• _WORK REQUIRED_: Write out the entire listing below exactly as it appears, minus any pictures.

• _TASK MATERIAL_:
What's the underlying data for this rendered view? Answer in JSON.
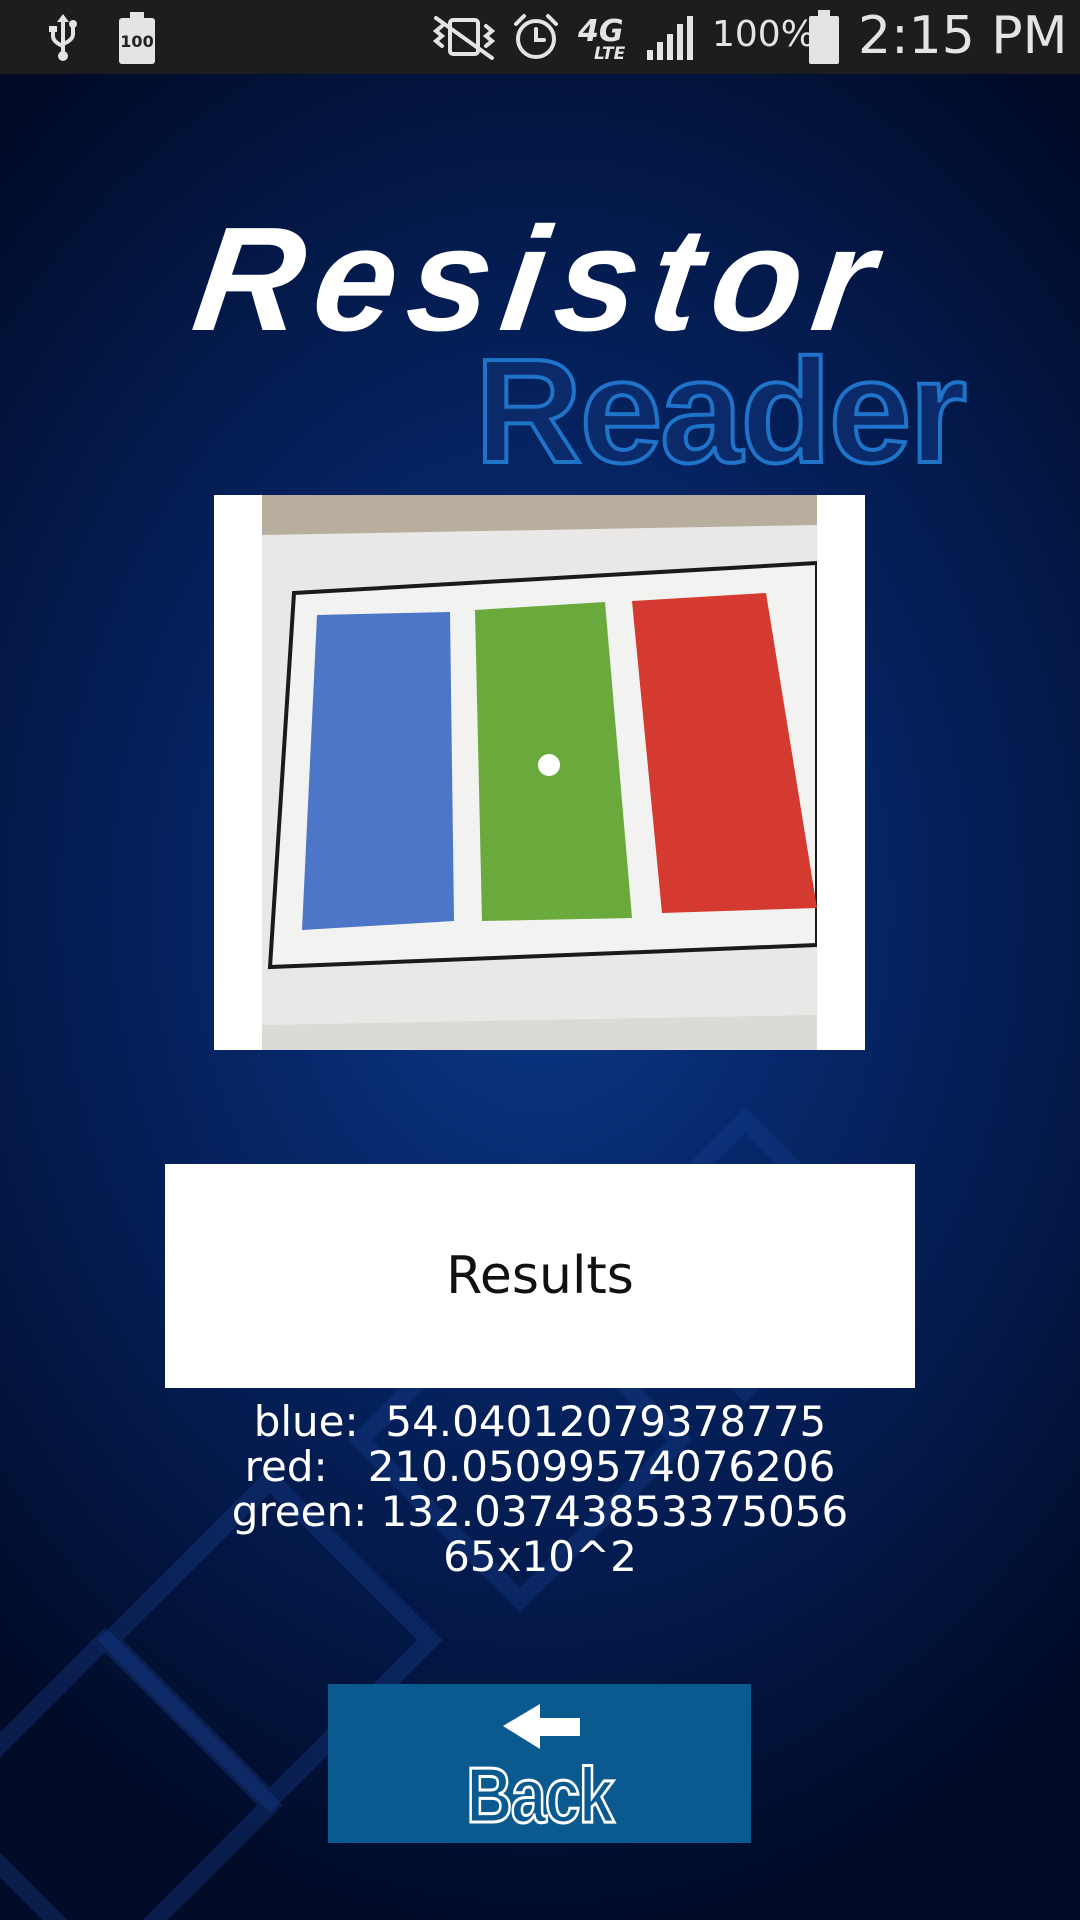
{
  "status_bar": {
    "battery_small_label": "100",
    "network_label": "4G",
    "network_sub_label": "LTE",
    "battery_percent": "100%",
    "time": "2:15 PM",
    "icons": [
      "usb-icon",
      "battery-saver-icon",
      "vibrate-mute-icon",
      "alarm-icon",
      "lte-icon",
      "signal-icon",
      "battery-icon"
    ]
  },
  "app": {
    "logo_line1": "Resistor",
    "logo_line2": "Reader",
    "colors": {
      "background": "#062769",
      "logo_primary": "#ffffff",
      "logo_secondary": "#1f73c9",
      "button_bg": "#0b5a8f"
    }
  },
  "photo": {
    "swatches": [
      "blue",
      "green",
      "red"
    ],
    "colors": {
      "blue": "#4d76c8",
      "green": "#6aaa3c",
      "red": "#d43a30"
    }
  },
  "results": {
    "button_label": "Results",
    "lines": [
      "blue:  54.04012079378775",
      "red:   210.05099574076206",
      "green: 132.03743853375056",
      "65x10^2"
    ]
  },
  "back": {
    "label": "Back"
  }
}
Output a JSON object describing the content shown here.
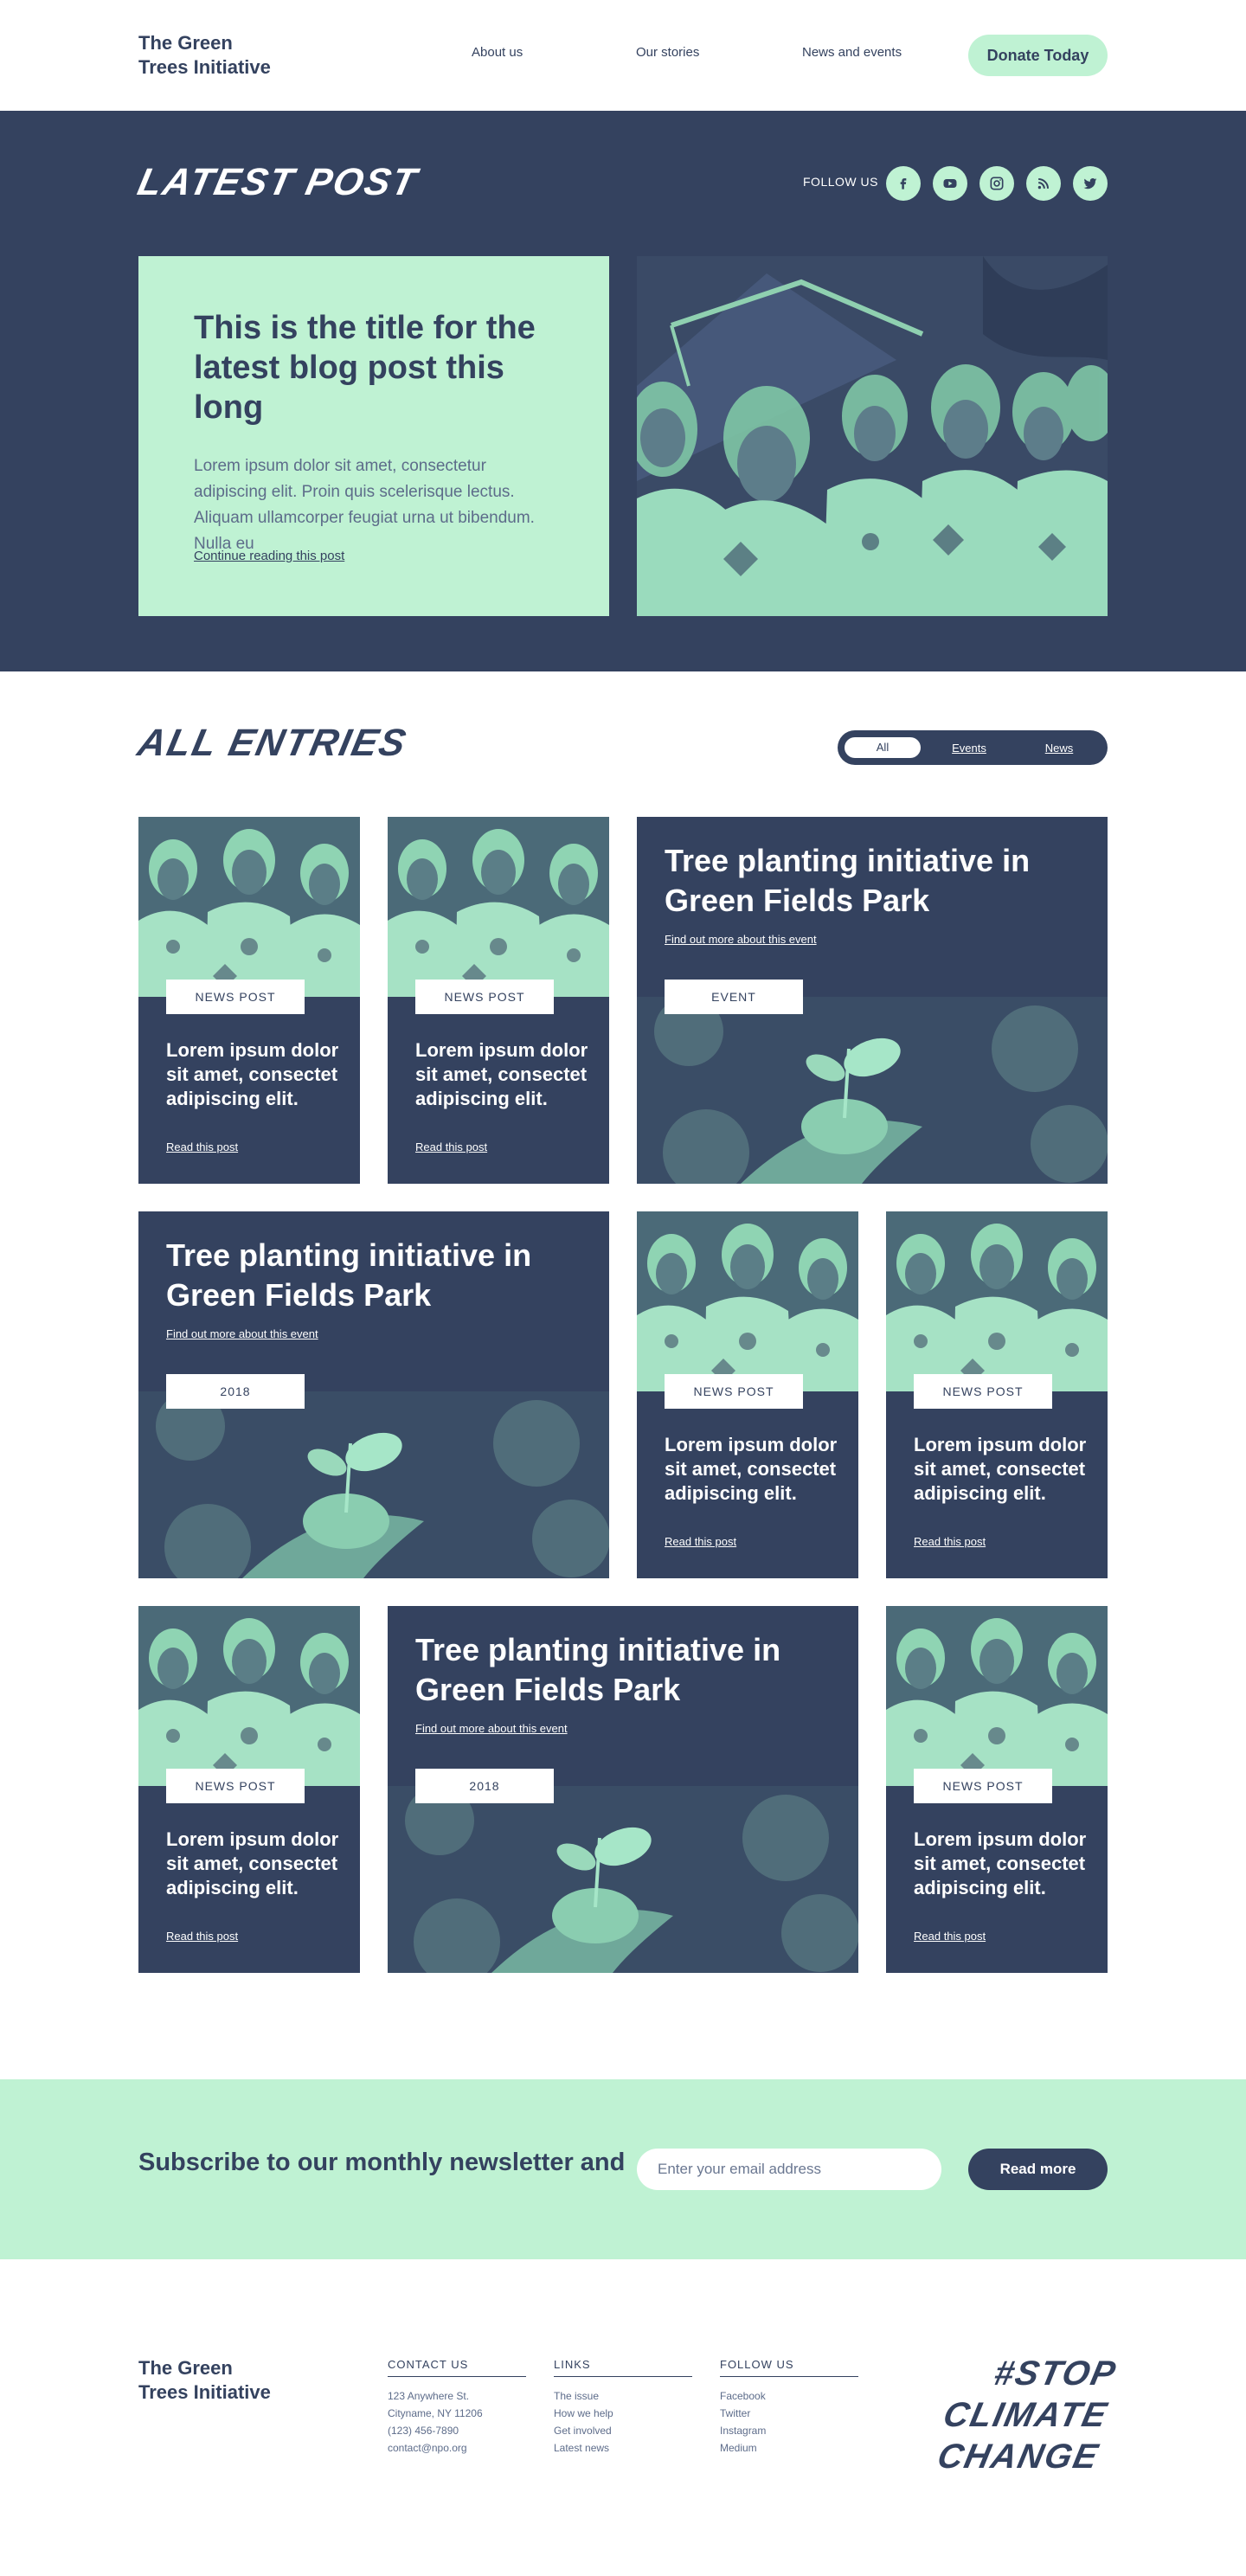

• _RESULT OF THE TASK_:
What's the underlying data for this rendered view? Answer in JSON.
{
  "status_bar": {
    "battery_small_label": "100",
    "network_label": "4G",
    "network_sub_label": "LTE",
    "battery_percent": "100%",
    "time": "2:15 PM",
    "icons": [
      "usb-icon",
      "battery-saver-icon",
      "vibrate-mute-icon",
      "alarm-icon",
      "lte-icon",
      "signal-icon",
      "battery-icon"
    ]
  },
  "app": {
    "logo_line1": "Resistor",
    "logo_line2": "Reader",
    "colors": {
      "background": "#062769",
      "logo_primary": "#ffffff",
      "logo_secondary": "#1f73c9",
      "button_bg": "#0b5a8f"
    }
  },
  "photo": {
    "swatches": [
      "blue",
      "green",
      "red"
    ],
    "colors": {
      "blue": "#4d76c8",
      "green": "#6aaa3c",
      "red": "#d43a30"
    }
  },
  "results": {
    "button_label": "Results",
    "lines": [
      "blue:  54.04012079378775",
      "red:   210.05099574076206",
      "green: 132.03743853375056",
      "65x10^2"
    ]
  },
  "back": {
    "label": "Back"
  }
}
Output a JSON object describing the content shown here.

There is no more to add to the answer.